• [Task directions] Select, from the material below, each line with "Supported" in it.

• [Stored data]
■ ■ ■ ■

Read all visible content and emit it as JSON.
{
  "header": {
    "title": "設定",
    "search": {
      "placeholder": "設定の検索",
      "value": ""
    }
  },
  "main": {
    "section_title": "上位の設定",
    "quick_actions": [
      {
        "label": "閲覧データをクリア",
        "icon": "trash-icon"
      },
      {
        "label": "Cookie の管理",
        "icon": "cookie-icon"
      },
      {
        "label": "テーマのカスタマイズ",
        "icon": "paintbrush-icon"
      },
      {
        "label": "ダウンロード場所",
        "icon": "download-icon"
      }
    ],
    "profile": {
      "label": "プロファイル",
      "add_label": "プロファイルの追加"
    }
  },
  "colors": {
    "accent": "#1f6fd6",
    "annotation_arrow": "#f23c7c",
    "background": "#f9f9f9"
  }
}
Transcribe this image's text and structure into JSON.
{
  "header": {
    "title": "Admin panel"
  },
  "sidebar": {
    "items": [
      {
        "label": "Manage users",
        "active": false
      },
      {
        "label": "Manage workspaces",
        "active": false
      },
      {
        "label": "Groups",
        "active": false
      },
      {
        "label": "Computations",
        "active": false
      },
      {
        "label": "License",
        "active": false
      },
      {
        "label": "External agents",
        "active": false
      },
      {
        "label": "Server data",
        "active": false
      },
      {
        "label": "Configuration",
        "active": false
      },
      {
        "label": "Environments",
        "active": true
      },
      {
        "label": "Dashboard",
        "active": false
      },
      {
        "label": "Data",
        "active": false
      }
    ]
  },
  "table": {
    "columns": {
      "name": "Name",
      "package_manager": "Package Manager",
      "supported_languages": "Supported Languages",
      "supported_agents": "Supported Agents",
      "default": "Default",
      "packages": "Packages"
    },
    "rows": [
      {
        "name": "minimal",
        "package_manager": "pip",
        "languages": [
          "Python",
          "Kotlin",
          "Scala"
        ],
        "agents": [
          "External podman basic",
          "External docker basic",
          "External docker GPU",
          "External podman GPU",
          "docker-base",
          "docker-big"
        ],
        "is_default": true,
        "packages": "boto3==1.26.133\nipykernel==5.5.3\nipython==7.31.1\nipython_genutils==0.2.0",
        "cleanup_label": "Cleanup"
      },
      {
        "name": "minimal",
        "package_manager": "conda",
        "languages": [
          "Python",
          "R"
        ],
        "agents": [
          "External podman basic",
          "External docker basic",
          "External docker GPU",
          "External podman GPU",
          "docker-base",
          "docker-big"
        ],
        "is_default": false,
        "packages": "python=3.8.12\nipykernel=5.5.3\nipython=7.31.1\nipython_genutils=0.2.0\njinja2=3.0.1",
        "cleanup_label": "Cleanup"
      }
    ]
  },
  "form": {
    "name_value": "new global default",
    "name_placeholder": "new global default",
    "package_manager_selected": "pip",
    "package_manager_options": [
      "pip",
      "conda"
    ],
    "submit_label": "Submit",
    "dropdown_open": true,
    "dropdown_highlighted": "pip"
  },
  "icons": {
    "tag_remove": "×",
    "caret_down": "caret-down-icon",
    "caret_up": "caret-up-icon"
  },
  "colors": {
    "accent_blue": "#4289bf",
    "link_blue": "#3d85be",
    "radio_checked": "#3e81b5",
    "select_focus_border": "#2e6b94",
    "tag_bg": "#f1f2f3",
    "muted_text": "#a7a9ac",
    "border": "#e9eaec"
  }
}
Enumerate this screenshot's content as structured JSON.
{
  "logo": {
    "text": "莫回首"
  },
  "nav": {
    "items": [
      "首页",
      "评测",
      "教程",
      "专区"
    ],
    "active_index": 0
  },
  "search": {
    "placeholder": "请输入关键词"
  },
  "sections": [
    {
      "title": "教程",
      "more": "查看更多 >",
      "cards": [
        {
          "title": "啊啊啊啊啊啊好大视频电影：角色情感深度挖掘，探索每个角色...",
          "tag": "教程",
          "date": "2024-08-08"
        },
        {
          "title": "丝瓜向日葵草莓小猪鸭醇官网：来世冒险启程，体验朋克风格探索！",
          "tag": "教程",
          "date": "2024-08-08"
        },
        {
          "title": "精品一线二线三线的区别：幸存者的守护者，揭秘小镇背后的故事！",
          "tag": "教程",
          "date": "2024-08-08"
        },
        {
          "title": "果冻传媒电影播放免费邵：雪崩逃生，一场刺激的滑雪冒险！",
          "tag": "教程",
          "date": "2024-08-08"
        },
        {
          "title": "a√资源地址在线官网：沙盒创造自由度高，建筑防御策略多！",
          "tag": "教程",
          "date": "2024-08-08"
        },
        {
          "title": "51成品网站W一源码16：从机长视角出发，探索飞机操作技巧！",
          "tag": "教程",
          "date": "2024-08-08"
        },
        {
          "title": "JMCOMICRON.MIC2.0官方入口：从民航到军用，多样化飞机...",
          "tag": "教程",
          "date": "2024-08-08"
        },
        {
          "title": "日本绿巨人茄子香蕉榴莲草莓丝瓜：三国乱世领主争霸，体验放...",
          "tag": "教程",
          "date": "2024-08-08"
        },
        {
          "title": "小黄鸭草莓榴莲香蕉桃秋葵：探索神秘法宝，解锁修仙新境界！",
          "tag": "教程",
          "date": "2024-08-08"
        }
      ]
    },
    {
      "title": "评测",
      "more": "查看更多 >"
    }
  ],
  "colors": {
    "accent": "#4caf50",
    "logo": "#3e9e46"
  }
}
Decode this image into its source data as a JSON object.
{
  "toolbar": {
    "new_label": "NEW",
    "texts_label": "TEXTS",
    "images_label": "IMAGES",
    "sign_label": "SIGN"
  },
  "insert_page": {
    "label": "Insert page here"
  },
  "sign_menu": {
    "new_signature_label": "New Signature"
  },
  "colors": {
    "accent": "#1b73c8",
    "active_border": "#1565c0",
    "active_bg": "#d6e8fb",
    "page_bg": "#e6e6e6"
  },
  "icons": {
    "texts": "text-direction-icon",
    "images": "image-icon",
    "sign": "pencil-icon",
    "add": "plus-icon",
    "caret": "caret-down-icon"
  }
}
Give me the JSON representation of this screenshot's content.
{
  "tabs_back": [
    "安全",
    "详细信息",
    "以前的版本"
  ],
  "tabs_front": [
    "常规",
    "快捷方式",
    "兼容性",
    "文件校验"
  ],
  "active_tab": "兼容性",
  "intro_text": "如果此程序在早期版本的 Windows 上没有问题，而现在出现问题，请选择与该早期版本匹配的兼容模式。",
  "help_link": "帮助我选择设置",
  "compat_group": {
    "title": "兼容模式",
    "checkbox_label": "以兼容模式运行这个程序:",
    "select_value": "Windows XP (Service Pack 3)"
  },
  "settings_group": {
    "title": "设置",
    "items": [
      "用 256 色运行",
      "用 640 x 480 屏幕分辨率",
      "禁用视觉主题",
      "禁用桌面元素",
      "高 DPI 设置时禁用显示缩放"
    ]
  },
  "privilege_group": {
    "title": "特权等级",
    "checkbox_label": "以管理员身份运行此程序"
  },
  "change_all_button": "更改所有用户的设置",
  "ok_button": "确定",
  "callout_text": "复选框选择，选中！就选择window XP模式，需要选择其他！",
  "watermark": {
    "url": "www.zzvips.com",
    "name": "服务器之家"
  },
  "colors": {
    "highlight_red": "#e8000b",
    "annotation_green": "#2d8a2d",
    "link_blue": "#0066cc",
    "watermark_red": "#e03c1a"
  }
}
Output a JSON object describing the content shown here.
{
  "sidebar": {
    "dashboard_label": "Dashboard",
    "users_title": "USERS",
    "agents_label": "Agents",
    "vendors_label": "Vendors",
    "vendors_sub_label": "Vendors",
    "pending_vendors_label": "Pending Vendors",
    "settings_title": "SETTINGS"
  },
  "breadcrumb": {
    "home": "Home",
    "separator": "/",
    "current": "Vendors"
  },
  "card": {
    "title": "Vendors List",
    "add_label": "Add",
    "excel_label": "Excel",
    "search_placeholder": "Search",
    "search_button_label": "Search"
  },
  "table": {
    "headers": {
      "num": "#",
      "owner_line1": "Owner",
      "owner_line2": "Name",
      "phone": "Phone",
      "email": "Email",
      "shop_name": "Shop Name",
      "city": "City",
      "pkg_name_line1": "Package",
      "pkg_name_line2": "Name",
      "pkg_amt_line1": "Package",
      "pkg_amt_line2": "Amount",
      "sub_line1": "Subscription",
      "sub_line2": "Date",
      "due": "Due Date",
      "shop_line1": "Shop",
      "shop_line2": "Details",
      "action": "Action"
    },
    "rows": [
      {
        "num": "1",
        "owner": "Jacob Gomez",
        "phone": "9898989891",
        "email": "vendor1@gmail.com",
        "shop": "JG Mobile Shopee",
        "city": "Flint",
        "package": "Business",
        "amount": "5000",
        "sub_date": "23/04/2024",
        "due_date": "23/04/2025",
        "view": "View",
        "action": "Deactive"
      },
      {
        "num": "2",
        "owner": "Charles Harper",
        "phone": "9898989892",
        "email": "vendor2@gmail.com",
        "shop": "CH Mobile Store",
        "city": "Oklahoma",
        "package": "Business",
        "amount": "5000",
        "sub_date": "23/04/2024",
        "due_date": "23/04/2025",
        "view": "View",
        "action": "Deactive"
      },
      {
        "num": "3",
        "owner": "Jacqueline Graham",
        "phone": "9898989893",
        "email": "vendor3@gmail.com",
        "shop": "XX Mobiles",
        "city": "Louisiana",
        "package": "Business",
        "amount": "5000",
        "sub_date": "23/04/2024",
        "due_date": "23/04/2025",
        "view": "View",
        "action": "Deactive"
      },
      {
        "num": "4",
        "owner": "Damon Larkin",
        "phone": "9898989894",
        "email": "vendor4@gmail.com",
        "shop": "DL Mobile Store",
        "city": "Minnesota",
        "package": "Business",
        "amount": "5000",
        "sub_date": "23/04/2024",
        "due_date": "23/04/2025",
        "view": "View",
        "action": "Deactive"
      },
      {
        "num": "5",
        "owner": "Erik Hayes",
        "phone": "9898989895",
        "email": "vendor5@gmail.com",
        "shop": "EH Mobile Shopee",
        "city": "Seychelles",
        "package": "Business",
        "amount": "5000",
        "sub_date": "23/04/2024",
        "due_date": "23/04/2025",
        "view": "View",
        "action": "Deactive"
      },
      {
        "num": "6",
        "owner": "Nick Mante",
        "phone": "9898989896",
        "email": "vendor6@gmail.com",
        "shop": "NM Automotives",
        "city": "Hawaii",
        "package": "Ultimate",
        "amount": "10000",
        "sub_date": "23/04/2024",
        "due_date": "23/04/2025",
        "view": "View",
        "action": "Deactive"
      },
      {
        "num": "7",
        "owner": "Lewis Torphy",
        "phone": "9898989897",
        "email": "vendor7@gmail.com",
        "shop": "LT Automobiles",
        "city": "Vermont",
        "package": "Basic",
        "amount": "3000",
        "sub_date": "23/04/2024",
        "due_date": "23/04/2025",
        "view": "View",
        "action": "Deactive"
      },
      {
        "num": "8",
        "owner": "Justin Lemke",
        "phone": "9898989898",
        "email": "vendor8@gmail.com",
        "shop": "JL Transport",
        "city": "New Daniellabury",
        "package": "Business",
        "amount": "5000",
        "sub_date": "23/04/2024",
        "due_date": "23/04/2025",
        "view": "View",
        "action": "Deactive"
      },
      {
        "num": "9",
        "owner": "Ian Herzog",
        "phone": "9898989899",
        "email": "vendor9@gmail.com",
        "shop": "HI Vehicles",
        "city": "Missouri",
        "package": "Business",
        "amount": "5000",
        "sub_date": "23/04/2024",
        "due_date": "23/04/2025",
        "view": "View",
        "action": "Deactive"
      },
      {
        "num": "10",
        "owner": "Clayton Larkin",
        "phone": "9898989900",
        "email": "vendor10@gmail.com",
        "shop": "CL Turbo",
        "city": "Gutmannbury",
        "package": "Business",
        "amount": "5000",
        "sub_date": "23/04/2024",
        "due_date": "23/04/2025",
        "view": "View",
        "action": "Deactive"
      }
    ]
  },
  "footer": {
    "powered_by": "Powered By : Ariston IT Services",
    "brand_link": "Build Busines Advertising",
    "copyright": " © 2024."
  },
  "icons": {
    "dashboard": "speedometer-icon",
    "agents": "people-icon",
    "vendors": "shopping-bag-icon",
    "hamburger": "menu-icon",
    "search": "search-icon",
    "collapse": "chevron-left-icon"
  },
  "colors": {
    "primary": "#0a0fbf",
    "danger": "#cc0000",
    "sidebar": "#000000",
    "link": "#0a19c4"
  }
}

■ ■ ■ ■

• [Answer for this exercise]
      "supported_languages": "Supported Languages",
      "supported_agents": "Supported Agents",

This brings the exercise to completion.